*Document passage:*
-- Opening Marker --
Previously when questioned about the presence of blood in the so-called bloody footprints in question, the Scientific Police witness testifying for the prosecution withheld the truth from the jury, in that TMB test had been performed, and all test results were negative for blood. Also the Scientific Police had previously withheld the TMB test results in their technical report presented to the court.

Later the defense discovered the Scientific Police’s TMB test results documents that exposed the authorities deceit, which resulted only in the following paragraph in Judge Massei’s Motivations Report, (English translations, page 256-257):

“With respect to the Luminol-positive traces found in Romanelli’s room, in Knox’s room and in the corridor, she[Sarah Gino] stated that by analyzing the SAL* cards “we learn, in contradiction to what was presented in the technical report deposited by the Scientific Police, and also to what was said in Court, that not only was the Luminol test performed on these traces, but also the generic diagnosis for the presence of blood, using tetramethylbenzidine, and this test, gave a negative result on all the items of evidence from which it was possible to obtain a genetic profile.” (page 64 hearing Sept. 26)
-- Closing Marker --
*Records supplied:*
-- Opening Marker --
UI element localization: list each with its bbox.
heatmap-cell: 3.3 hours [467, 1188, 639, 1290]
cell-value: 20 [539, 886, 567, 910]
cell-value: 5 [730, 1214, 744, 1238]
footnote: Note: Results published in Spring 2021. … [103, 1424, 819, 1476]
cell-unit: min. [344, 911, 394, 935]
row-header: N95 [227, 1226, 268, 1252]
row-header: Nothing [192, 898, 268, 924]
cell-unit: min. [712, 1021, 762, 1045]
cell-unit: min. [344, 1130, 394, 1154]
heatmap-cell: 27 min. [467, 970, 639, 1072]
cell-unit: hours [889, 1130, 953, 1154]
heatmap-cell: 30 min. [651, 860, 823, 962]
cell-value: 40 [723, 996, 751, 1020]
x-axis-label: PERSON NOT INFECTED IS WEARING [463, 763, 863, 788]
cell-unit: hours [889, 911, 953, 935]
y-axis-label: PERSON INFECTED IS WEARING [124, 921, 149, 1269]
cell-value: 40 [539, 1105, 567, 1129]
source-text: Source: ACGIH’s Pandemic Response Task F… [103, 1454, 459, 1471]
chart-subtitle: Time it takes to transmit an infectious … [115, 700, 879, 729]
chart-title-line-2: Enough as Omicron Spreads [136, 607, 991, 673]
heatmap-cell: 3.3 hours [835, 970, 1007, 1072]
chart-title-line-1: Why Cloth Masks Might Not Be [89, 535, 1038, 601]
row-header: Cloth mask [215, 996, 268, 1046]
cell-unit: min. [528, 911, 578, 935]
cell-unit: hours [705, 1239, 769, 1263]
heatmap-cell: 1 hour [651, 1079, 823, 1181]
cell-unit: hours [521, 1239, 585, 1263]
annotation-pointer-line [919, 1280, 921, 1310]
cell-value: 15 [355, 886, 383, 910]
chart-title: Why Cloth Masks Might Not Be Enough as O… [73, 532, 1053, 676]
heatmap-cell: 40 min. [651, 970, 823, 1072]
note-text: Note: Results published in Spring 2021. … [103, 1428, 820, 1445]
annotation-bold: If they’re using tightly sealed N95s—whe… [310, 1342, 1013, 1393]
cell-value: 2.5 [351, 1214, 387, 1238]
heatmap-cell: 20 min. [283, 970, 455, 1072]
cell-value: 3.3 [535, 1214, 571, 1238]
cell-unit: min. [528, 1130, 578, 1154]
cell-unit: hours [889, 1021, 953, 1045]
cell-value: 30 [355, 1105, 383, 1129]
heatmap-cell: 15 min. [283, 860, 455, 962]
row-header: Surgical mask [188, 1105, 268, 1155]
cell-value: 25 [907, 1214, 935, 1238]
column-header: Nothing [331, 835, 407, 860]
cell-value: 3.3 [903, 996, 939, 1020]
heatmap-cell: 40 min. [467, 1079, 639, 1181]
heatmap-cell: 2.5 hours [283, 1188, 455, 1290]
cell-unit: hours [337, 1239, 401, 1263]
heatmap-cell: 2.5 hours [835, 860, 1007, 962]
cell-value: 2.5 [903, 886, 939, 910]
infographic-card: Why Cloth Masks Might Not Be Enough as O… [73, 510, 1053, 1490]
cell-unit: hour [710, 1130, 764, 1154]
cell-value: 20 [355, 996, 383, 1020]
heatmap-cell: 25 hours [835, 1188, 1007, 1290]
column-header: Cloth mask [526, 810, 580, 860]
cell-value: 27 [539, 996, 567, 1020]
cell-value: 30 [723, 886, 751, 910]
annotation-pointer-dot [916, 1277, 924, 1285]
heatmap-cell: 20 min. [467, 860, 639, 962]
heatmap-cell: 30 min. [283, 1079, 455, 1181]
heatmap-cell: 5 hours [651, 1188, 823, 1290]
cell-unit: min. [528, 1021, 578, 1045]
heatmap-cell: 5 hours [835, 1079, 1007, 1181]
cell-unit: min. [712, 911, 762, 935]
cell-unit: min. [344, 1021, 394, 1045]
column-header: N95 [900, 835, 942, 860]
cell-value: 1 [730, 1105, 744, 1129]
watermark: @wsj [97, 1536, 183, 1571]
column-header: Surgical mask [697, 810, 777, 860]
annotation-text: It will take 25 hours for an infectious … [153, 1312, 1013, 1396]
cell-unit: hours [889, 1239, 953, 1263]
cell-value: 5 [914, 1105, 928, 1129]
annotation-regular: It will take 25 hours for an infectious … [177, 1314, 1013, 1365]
-- Closing Marker --
*Work instruction 1:* Update the passage on the Scientific Police's TMB test results by giving everything from "Later the defense" down to "hearing Sept. 26)" again, with "tetramethylbenzidine" changed to "TMB".
*Work instruction 2:* Write what comes next in the passage on the TMB test results for the so-called bloody footprints, picking up after its last sentence.

*Answer 1:*
Later the defense discovered the Scientific Police’s TMB test results documents that exposed the authorities deceit, which resulted only in the following paragraph in Judge Massei’s Motivations Report, (English translations, page 256-257):

“With respect to the Luminol-positive traces found in Romanelli’s room, in Knox’s room and in the corridor, she[Sarah Gino] stated that by analyzing the SAL* cards “we learn, in contradiction to what was presented in the technical report deposited by the Scientific Police, and also to what was said in Court, that not only was the Luminol test performed on these traces, but also the generic diagnosis for the presence of blood, using TMB, and this test, gave a negative result on all the items of evidence from which it was possible to obtain a genetic profile.” (page 64 hearing Sept. 26)

*Answer 2:*
To understand this paragraph from Judge Massei’s motivation report, one must consider that the so-called bloody footprints said to be compatible with Amanda and Raffaele were found using Luminol, which always gives many false positives for blood, because Luminol reacts with many things commonly present everywhere (see footnote **). And blood contains a genetic profile (DNA), so the Scientific Police CSI only performed TMB test on the footprints that contained a genetic profile. They did not TMB test footprints that did not contain a genetic profile.

Standard practice: During a crime scene investigation conducted by the FBI, a TMB test of a Luminol find, is always conducted if the find is suspected of being blood. If it is negative, you end there. If it is positive, then you collect samples and go to the lab to subject the find to more rigorous testing. The point is that if you TMB test the find and it’s negative, then it’s not blood. Period. You might get a false positive, but not a false negative. A positive TMB test means that you go to the lab with samples. A negative TMB test means you stop. That is why the prosecution’s Scientific Police CSI witness testifying that the Luminol ‘hits’ were not tested for blood is ridiculous, an attempt to hide the truth from the court, and, in my opinion, perjury.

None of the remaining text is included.